WHAT THIS TASK INVOLVES>
Return all lines where the word "manutenção" can be found.

(Stored records)
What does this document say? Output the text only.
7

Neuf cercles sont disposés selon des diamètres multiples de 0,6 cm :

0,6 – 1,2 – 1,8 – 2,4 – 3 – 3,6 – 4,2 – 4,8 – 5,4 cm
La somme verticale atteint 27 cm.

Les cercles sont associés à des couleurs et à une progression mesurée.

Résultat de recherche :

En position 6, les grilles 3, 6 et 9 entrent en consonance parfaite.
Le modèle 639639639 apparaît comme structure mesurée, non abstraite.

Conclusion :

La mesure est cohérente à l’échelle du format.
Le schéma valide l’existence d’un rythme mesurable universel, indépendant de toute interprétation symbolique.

--

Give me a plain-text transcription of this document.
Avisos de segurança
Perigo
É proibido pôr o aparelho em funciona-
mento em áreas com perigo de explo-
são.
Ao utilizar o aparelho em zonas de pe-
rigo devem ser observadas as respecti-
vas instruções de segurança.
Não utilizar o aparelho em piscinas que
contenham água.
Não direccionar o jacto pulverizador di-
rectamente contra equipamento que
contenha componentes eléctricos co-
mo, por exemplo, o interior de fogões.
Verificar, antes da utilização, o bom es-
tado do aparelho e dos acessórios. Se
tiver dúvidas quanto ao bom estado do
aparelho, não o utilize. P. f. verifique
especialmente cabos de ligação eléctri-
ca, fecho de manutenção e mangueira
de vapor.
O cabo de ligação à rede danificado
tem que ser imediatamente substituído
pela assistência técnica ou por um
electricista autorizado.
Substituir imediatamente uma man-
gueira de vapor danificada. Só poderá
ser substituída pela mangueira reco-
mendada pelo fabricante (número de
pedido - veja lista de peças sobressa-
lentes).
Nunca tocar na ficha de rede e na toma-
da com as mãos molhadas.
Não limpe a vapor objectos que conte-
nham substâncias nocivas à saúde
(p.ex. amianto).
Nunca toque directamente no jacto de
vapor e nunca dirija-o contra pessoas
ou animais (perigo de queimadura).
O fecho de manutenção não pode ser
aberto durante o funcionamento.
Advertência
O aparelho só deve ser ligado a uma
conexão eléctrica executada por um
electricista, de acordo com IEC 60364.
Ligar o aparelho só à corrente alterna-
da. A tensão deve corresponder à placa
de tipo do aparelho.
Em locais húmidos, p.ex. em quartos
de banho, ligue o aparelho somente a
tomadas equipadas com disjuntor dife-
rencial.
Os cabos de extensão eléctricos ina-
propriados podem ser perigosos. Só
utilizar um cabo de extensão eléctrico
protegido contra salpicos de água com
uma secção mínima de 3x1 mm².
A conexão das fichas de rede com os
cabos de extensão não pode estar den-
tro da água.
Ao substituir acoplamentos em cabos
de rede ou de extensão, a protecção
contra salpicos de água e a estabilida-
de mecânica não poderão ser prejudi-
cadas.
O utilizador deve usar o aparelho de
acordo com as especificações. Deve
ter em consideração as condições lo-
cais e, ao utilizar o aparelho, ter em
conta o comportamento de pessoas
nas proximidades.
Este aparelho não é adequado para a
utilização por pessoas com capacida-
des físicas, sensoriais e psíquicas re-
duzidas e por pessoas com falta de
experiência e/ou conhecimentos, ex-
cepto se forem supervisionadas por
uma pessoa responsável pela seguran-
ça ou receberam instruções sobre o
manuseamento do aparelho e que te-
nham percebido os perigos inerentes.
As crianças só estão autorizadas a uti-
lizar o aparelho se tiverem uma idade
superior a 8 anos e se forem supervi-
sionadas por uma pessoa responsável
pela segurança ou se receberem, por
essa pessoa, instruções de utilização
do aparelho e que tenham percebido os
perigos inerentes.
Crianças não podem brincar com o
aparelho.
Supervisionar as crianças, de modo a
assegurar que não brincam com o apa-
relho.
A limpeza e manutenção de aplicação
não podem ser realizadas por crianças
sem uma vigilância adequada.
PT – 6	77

OUTPUT BELOW>
ca, fecho de manutenção e mangueira
O fecho de manutenção não pode ser
A limpeza e manutenção de aplicação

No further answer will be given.